#### [Stated task]
Reproduce every entry exactly and leave its pictures out.

**** Input records

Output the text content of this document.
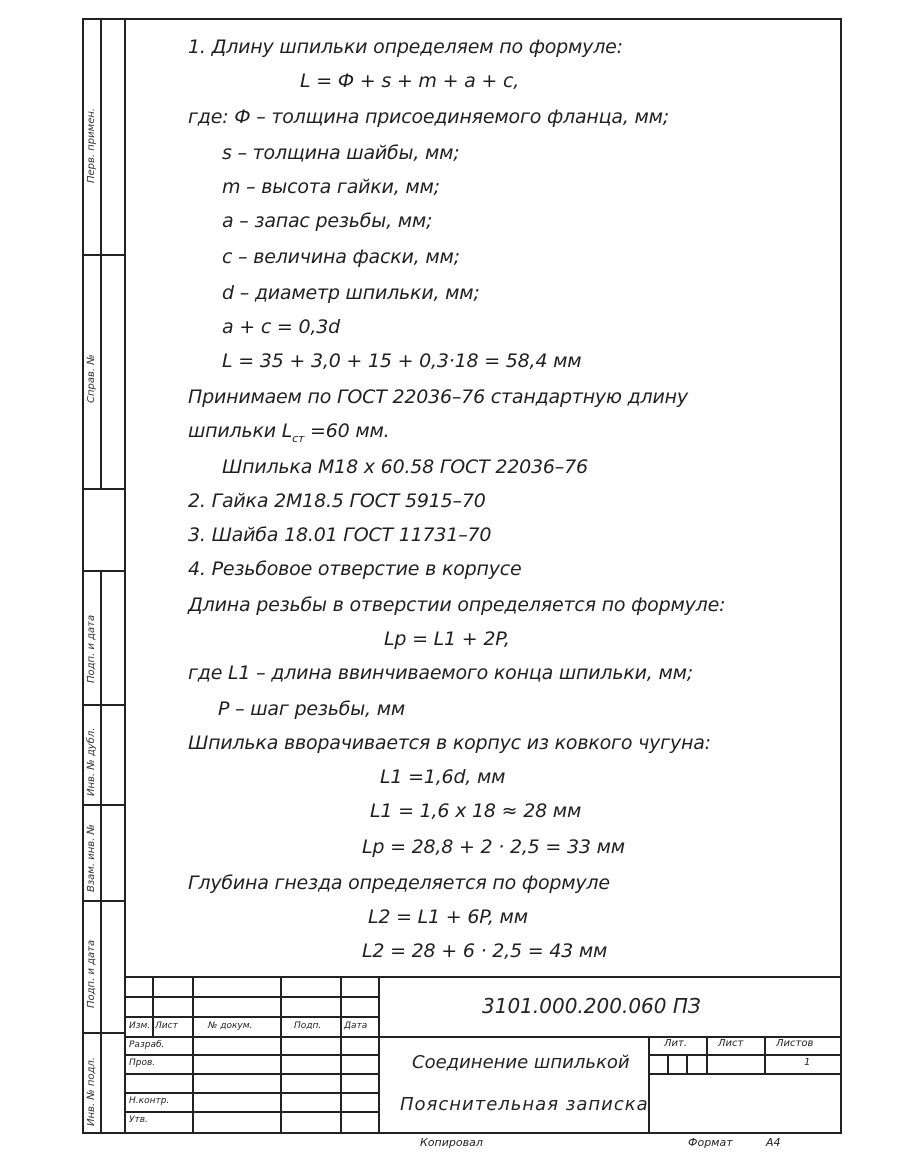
Перв. примен.
Справ. №
Подп. и дата
Инв. № дубл.
Взам. инв. №
Подп. и дата
Инв. № подл.
1. Длину шпильки определяем по формуле:
L = Ф + s + m + a + c,
где: Ф – толщина присоединяемого фланца, мм;
s – толщина шайбы, мм;
m – высота гайки, мм;
a – запас резьбы, мм;
c – величина фаски, мм;
d – диаметр шпильки, мм;
a + c = 0,3d
L = 35 + 3,0 + 15 + 0,3·18 = 58,4 мм
Принимаем по ГОСТ 22036–76 стандартную длину
шпильки $L_{ст} =60$ мм.
Шпилька М18 х 60.58 ГОСТ 22036–76
2. Гайка 2М18.5 ГОСТ 5915–70
3. Шайба 18.01 ГОСТ 11731–70
4. Резьбовое отверстие в корпусе
Длина резьбы в отверстии определяется по формуле:
Lp = L1 + 2P,
где L1 – длина ввинчиваемого конца шпильки, мм;
P – шаг резьбы, мм
Шпилька вворачивается в корпус из ковкого чугуна:
L1 =1,6d, мм
L1 = 1,6 х 18 ≈ 28 мм
Lp = 28,8 + 2 · 2,5 = 33 мм
Глубина гнезда определяется по формуле
L2 = L1 + 6P, мм
L2 = 28 + 6 · 2,5 = 43 мм
3101.000.200.060 ПЗ
Изм. Лист	№ докум.	Подп.	Дата
Разраб.
Пров.
Н.контр.
Утв.
Соединение шпилькой
Пояснительная записка
Лит.	Лист	Листов
1
Копировал	Формат	А4
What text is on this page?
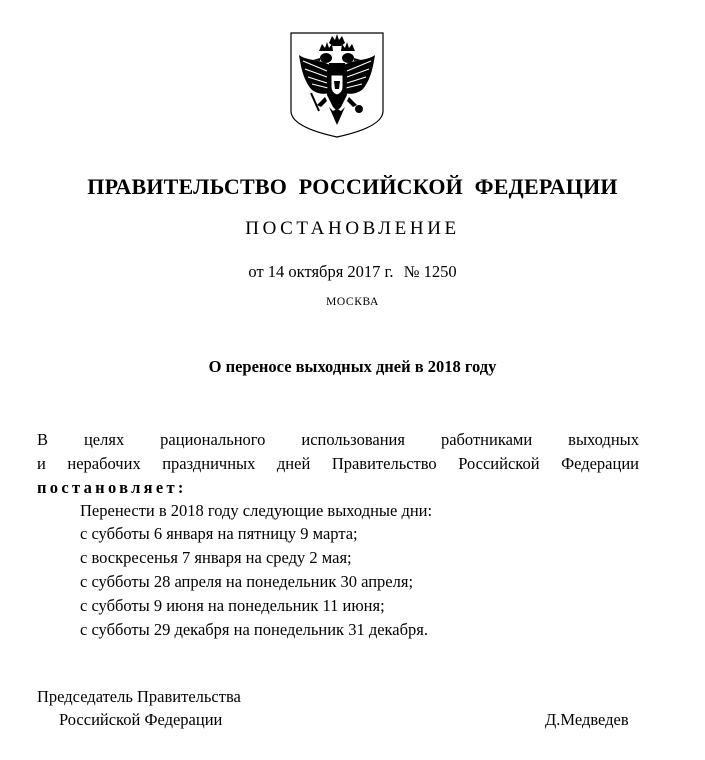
ПРАВИТЕЛЬСТВО РОССИЙСКОЙ ФЕДЕРАЦИИ
ПОСТАНОВЛЕНИЕ
от 14 октября 2017 г. № 1250
МОСКВА
О переносе выходных дней в 2018 году
В целях рационального использования работниками выходных
и нерабочих праздничных дней Правительство Российской Федерации
постановляет:
Перенести в 2018 году следующие выходные дни:
с субботы 6 января на пятницу 9 марта;
с воскресенья 7 января на среду 2 мая;
с субботы 28 апреля на понедельник 30 апреля;
с субботы 9 июня на понедельник 11 июня;
с субботы 29 декабря на понедельник 31 декабря.
Председатель Правительства
Российской Федерации	Д.Медведев
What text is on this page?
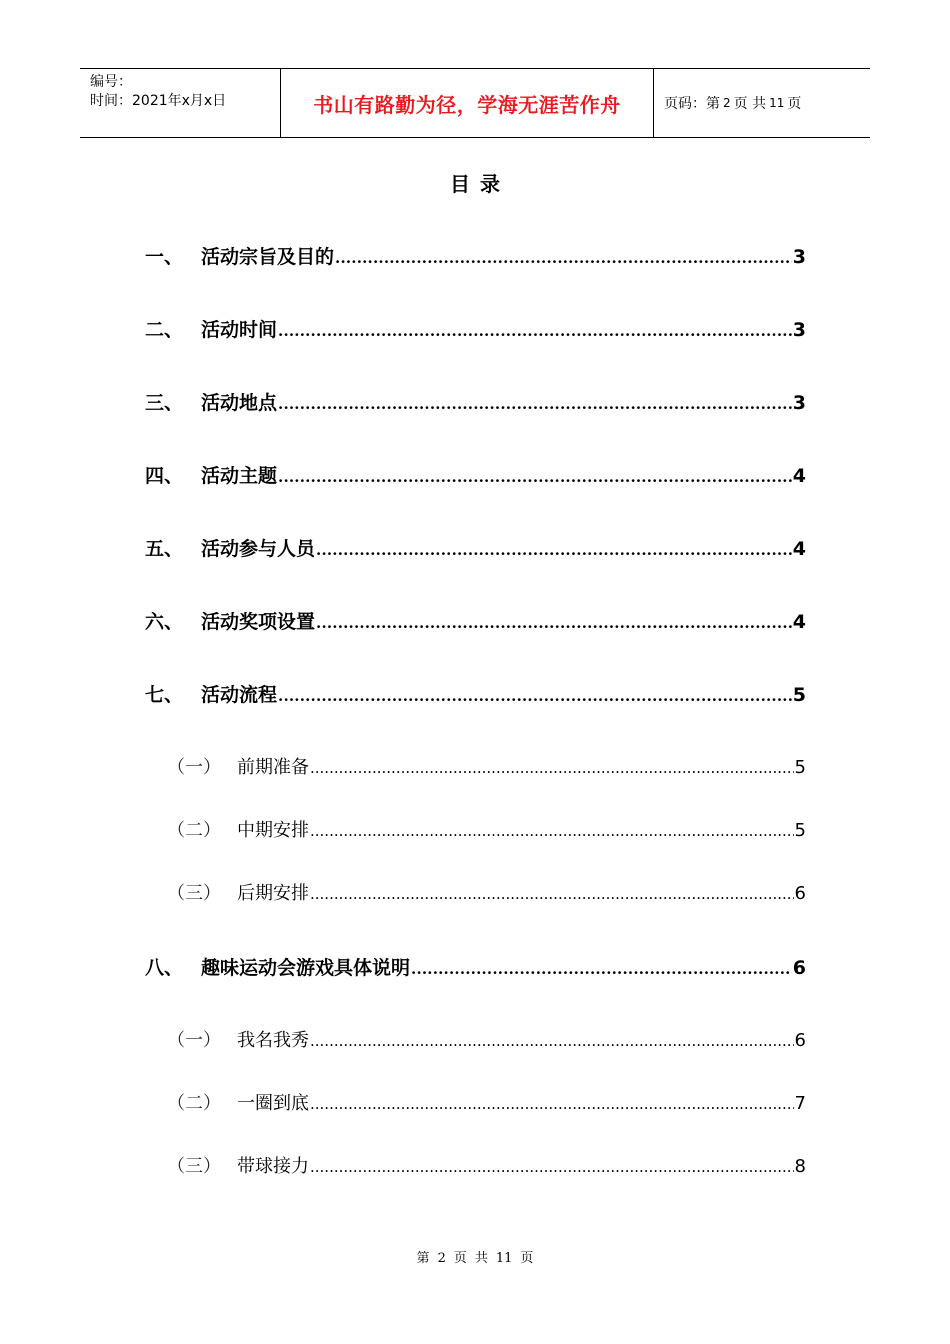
编号：
时间：2021年x月x日	书山有路勤为径，学海无涯苦作舟	页码：第 2 页 共 11 页
目 录
一、 活动宗旨及目的 .....	3
二、 活动时间 .....	3
三、 活动地点 .....	3
四、 活动主题 .....	4
五、 活动参与人员 .....	4
六、 活动奖项设置 .....	4
七、 活动流程 .....	5
（一） 前期准备 .....	5
（二） 中期安排 .....	5
（三） 后期安排 .....	6
八、 趣味运动会游戏具体说明 .....	6
（一） 我名我秀 .....	6
（二） 一圈到底 .....	7
（三） 带球接力 .....	8
第 2 页 共 11 页
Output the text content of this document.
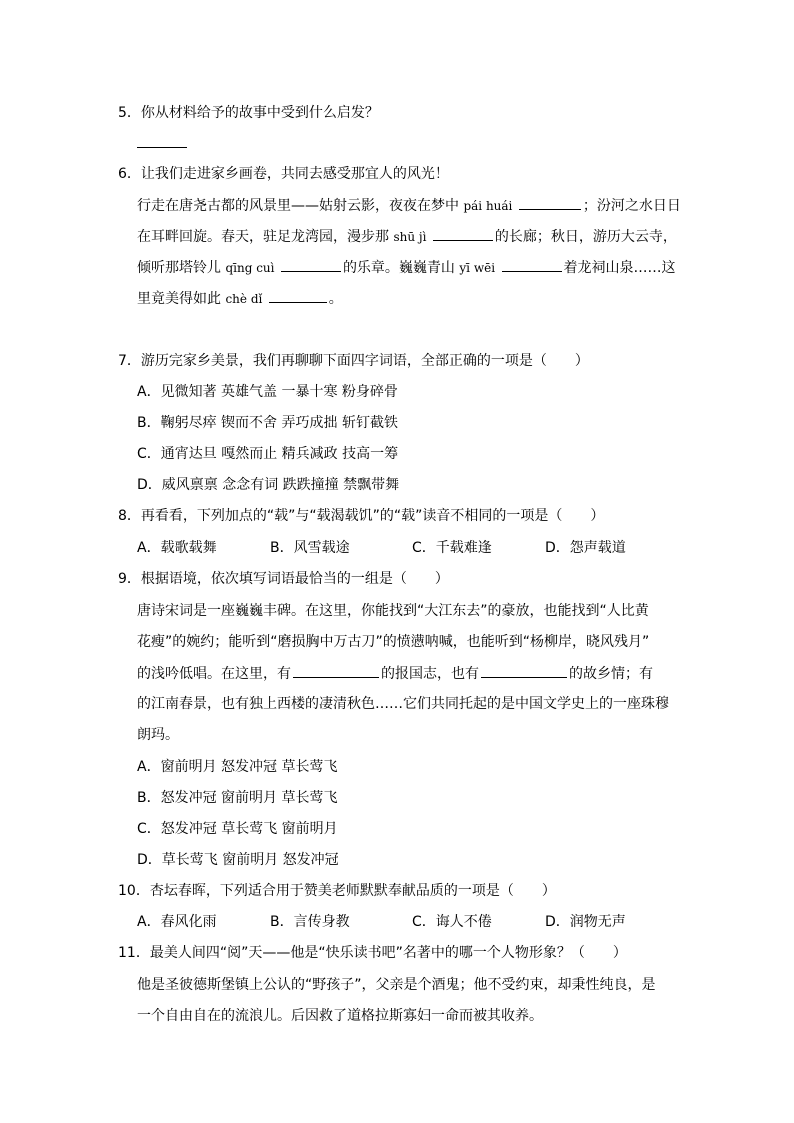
5．你从材料给予的故事中受到什么启发？
6．让我们走进家乡画卷，共同去感受那宜人的风光！
行走在唐尧古都的风景里——姑射云影，夜夜在梦中 pái huái	；汾河之水日日
在耳畔回旋。春天，驻足龙湾园，漫步那 shū jì	的长廊；秋日，游历大云寺，
倾听那塔铃儿 qīng cuì	的乐章。巍巍青山 yī wēi	着龙祠山泉……这
里竟美得如此 chè dǐ	。
7．游历完家乡美景，我们再聊聊下面四字词语，全部正确的一项是（　　）
A．见微知著 英雄气盖 一暴十寒 粉身碎骨
B．鞠躬尽瘁 锲而不舍 弄巧成拙 斩钉截铁
C．通宵达旦 嘎然而止 精兵减政 技高一筹
D．威风禀禀 念念有词 跌跌撞撞 禁飘带舞
8．再看看，下列加点的“载”与“载渴载饥”的“载”读音不相同的一项是（　　）
A．载歌载舞	B．风雪载途	C．千载难逢	D．怨声载道
9．根据语境，依次填写词语最恰当的一组是（　　）
唐诗宋词是一座巍巍丰碑。在这里，你能找到“大江东去”的豪放，也能找到“人比黄
花瘦”的婉约；能听到“磨损胸中万古刀”的愤懑呐喊，也能听到“杨柳岸，晓风残月”
的浅吟低唱。在这里，有	的报国志，也有	的故乡情；有
的江南春景，也有独上西楼的凄清秋色……它们共同托起的是中国文学史上的一座珠穆
朗玛。
A．窗前明月 怒发冲冠 草长莺飞
B．怒发冲冠 窗前明月 草长莺飞
C．怒发冲冠 草长莺飞 窗前明月
D．草长莺飞 窗前明月 怒发冲冠
10．杏坛春晖，下列适合用于赞美老师默默奉献品质的一项是（　　）
A．春风化雨	B．言传身教	C．诲人不倦	D．润物无声
11．最美人间四“阅”天——他是“快乐读书吧”名著中的哪一个人物形象？（　　）
他是圣彼德斯堡镇上公认的“野孩子”，父亲是个酒鬼；他不受约束，却秉性纯良，是
一个自由自在的流浪儿。后因救了道格拉斯寡妇一命而被其收养。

********

#### [Expected answer]
Output the text content of this document.
Перв. примен.
Справ. №
Подп. и дата
Инв. № дубл.
Взам. инв. №
Подп. и дата
Инв. № подл.
1. Длину шпильки определяем по формуле:
L = Ф + s + m + a + c,
где: Ф – толщина присоединяемого фланца, мм;
s – толщина шайбы, мм;
m – высота гайки, мм;
a – запас резьбы, мм;
c – величина фаски, мм;
d – диаметр шпильки, мм;
a + c = 0,3d
L = 35 + 3,0 + 15 + 0,3·18 = 58,4 мм
Принимаем по ГОСТ 22036–76 стандартную длину
шпильки $L_{ст} =60$ мм.
Шпилька М18 х 60.58 ГОСТ 22036–76
2. Гайка 2М18.5 ГОСТ 5915–70
3. Шайба 18.01 ГОСТ 11731–70
4. Резьбовое отверстие в корпусе
Длина резьбы в отверстии определяется по формуле:
Lp = L1 + 2P,
где L1 – длина ввинчиваемого конца шпильки, мм;
P – шаг резьбы, мм
Шпилька вворачивается в корпус из ковкого чугуна:
L1 =1,6d, мм
L1 = 1,6 х 18 ≈ 28 мм
Lp = 28,8 + 2 · 2,5 = 33 мм
Глубина гнезда определяется по формуле
L2 = L1 + 6P, мм
L2 = 28 + 6 · 2,5 = 43 мм
3101.000.200.060 ПЗ
Изм. Лист	№ докум.	Подп.	Дата
Разраб.
Пров.
Н.контр.
Утв.
Соединение шпилькой
Пояснительная записка
Лит.	Лист	Листов
1
Копировал	Формат	А4
What text is on this page?
ПРАВИТЕЛЬСТВО РОССИЙСКОЙ ФЕДЕРАЦИИ
ПОСТАНОВЛЕНИЕ
от 14 октября 2017 г. № 1250
МОСКВА
О переносе выходных дней в 2018 году
В целях рационального использования работниками выходных
и нерабочих праздничных дней Правительство Российской Федерации
постановляет:
Перенести в 2018 году следующие выходные дни:
с субботы 6 января на пятницу 9 марта;
с воскресенья 7 января на среду 2 мая;
с субботы 28 апреля на понедельник 30 апреля;
с субботы 9 июня на понедельник 11 июня;
с субботы 29 декабря на понедельник 31 декабря.
Председатель Правительства
Российской Федерации	Д.Медведев
What text is on this page?
编号：
时间：2021年x月x日	书山有路勤为径，学海无涯苦作舟	页码：第 2 页 共 11 页
目 录
一、 活动宗旨及目的 .....	3
二、 活动时间 .....	3
三、 活动地点 .....	3
四、 活动主题 .....	4
五、 活动参与人员 .....	4
六、 活动奖项设置 .....	4
七、 活动流程 .....	5
（一） 前期准备 .....	5
（二） 中期安排 .....	5
（三） 后期安排 .....	6
八、 趣味运动会游戏具体说明 .....	6
（一） 我名我秀 .....	6
（二） 一圈到底 .....	7
（三） 带球接力 .....	8
第 2 页 共 11 页
Output the text content of this document.
5．你从材料给予的故事中受到什么启发？
6．让我们走进家乡画卷，共同去感受那宜人的风光！
行走在唐尧古都的风景里——姑射云影，夜夜在梦中 pái huái	；汾河之水日日
在耳畔回旋。春天，驻足龙湾园，漫步那 shū jì	的长廊；秋日，游历大云寺，
倾听那塔铃儿 qīng cuì	的乐章。巍巍青山 yī wēi	着龙祠山泉……这
里竟美得如此 chè dǐ	。
7．游历完家乡美景，我们再聊聊下面四字词语，全部正确的一项是（　　）
A．见微知著 英雄气盖 一暴十寒 粉身碎骨
B．鞠躬尽瘁 锲而不舍 弄巧成拙 斩钉截铁
C．通宵达旦 嘎然而止 精兵减政 技高一筹
D．威风禀禀 念念有词 跌跌撞撞 禁飘带舞
8．再看看，下列加点的“载”与“载渴载饥”的“载”读音不相同的一项是（　　）
A．载歌载舞	B．风雪载途	C．千载难逢	D．怨声载道
9．根据语境，依次填写词语最恰当的一组是（　　）
唐诗宋词是一座巍巍丰碑。在这里，你能找到“大江东去”的豪放，也能找到“人比黄
花瘦”的婉约；能听到“磨损胸中万古刀”的愤懑呐喊，也能听到“杨柳岸，晓风残月”
的浅吟低唱。在这里，有	的报国志，也有	的故乡情；有
的江南春景，也有独上西楼的凄清秋色……它们共同托起的是中国文学史上的一座珠穆
朗玛。
A．窗前明月 怒发冲冠 草长莺飞
B．怒发冲冠 窗前明月 草长莺飞
C．怒发冲冠 草长莺飞 窗前明月
D．草长莺飞 窗前明月 怒发冲冠
10．杏坛春晖，下列适合用于赞美老师默默奉献品质的一项是（　　）
A．春风化雨	B．言传身教	C．诲人不倦	D．润物无声
11．最美人间四“阅”天——他是“快乐读书吧”名著中的哪一个人物形象？（　　）
他是圣彼德斯堡镇上公认的“野孩子”，父亲是个酒鬼；他不受约束，却秉性纯良，是
一个自由自在的流浪儿。后因救了道格拉斯寡妇一命而被其收养。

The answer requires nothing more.